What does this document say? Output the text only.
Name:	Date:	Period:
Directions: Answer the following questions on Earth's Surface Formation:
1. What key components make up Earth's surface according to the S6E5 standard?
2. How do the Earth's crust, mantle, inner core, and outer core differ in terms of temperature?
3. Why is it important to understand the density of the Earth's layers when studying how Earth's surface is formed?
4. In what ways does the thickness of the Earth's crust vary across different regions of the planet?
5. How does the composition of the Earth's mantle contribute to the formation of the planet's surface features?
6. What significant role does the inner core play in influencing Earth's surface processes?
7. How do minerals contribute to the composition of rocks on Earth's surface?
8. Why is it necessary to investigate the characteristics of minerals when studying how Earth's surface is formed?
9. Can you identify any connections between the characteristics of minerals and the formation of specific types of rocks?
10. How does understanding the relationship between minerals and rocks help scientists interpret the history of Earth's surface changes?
::::::::
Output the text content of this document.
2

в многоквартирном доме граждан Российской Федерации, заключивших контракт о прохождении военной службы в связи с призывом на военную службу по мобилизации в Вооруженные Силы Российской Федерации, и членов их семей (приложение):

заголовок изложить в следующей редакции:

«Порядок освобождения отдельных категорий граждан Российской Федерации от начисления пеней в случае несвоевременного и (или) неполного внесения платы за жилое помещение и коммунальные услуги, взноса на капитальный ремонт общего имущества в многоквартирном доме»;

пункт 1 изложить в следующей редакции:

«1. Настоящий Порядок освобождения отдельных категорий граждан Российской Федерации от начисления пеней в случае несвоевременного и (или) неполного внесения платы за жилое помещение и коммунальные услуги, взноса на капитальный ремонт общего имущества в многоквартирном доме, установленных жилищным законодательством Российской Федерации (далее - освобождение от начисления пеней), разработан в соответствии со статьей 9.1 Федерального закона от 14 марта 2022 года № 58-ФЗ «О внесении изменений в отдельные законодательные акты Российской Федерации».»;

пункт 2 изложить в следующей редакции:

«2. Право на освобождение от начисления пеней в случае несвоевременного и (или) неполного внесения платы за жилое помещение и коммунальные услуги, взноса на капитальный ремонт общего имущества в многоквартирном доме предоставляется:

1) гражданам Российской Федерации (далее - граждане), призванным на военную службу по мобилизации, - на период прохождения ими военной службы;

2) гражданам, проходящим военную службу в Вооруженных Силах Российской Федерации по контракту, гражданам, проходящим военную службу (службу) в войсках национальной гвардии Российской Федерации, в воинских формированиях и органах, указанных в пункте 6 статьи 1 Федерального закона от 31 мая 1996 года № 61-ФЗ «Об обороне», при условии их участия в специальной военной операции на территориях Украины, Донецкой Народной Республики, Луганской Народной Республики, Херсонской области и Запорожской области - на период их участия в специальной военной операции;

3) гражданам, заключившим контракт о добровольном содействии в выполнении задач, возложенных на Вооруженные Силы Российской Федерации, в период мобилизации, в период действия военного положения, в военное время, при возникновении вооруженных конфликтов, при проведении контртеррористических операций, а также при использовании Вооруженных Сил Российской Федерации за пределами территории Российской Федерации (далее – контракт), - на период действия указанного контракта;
::::::::
Determine how many lines of the data contain the word "освобождения", and reply with that number only.

2